-------- TEXT EXCERPT

The Commission approves the parties' stipulation and settlement agreement.



Dated:  February 27, 1987




OSHRC DOCKET No. 85-0445



The parties have reached agreement on a full and complete settlement of the instant matter which is presently pending before the Commission.


The parties stipulate as follows:

(a) The Occupational Safety and Health Review Commission (hereinafter "the Commission") has jurisdiction of this matter pursuant to section 10(c) of the Occupational Safety and Health Act of 1970 (84 Stat. 1590; 29 U.S.C. 651 et seq.) (hereinafter "the Act").

(b) Respondent, D.H. Shelton and Associates, Inc., is a corporation with its principal place of business in El Paso, Texas.

It is engaged in the business of plumbing, heating and air conditioning and during the course of its business its employee perform various tasks in the nature of construction and related work.  During the course of its business, respondent uses materials and equipment which it receives from places located outside El Paso, Texas.  Respondent, as a result of the aforesaid activities, is an employer engaged in a business affecting commerce as defined by section 3(3) and 3(5) of the Act, and is subject to the requirements of the Act.

(c) As a result of an inspection conducted on March 7, 1985 at respondent's workplace at 9109 Dyer, El Paso, Texas, a citation for one serious violation and a citation for two other-than-serious violations were issued to respondent on April 19, 1985 pursuant to section 9(a) of the Act.  A penalty of $300.00 was proposed for the serious violation.

(d) Respondent contested the citations and proposed penalty, and on August 23, 1985, Commission Administrative Law Judge Dee C. Blythe issued his Decision and Order in which he affirmed both the serious item alleging a violation of 29 CFR 1926.400(j)(1) and the other-than-serious violations of 29 CFR 1926.150(c)(1)(vi) and 29 CFR 1926.401(h).  The Judge also assessed a penalty of $200.00 for the serious violation.  Therefore, respondent filed a timely Petition for Review which was granted by the Commission on October 21, 1985.


Now, the Secretary of Labor and D.H. Shelton & Associates, Inc., in order to conclude this matter without the necessity of further litigation or review, stipulate and agree as follows:

(a) The Secretary hereby agrees to reduce the penalty for the violation of 29 C.F.R. 1926.400(h)(1) from $200.00 to $1.00.

(b) Respondent hereby withdraws its Notice of Contest to the citations and to the Notification of Proposed Penalty as amended in subparagraph (a) above.  Respondent states that the violations have been abated and shall remain abated.

(c) Respondent and Complainant agree that each party shall bear its own costs.

----------------

EXERCISE 1: In the settlement agreement, on what date did the Commission grant the respondent's Petition for Review?
EXERCISE 2: Turn the paragraph of the settlement agreement that begins "(c) As a result of an inspection conducted on March 7, 1985" into a short bulleted list that keeps its main facts.

-------- MATERIAL PROVIDED

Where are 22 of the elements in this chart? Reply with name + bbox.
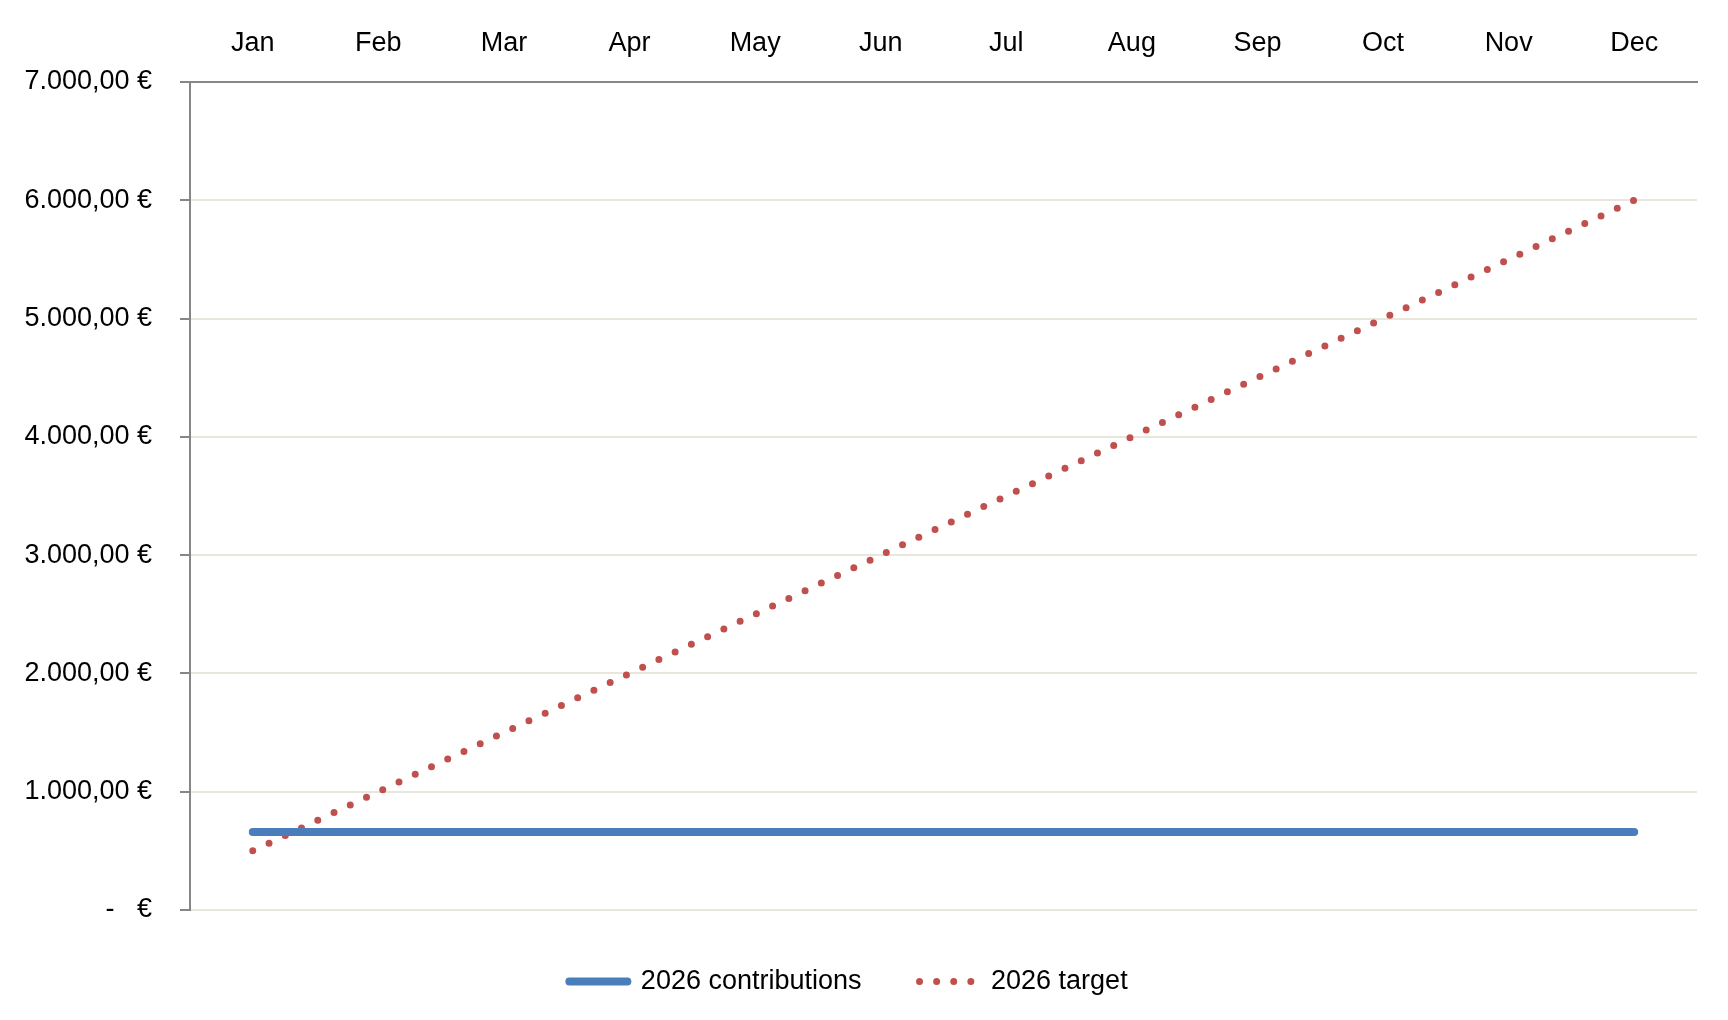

----------------

WRITTEN ANSWER 1: October 21, 1985.

WRITTEN ANSWER 2:
- Inspection date: March 7, 1985
- Place: the respondent's workplace at 9109 Dyer, El Paso, Texas
- Result: a citation for one serious violation and a citation for two other-than-serious violations
- Issued: April 19, 1985, under section 9(a) of the Act
- Proposed penalty: $300.00 for the serious violation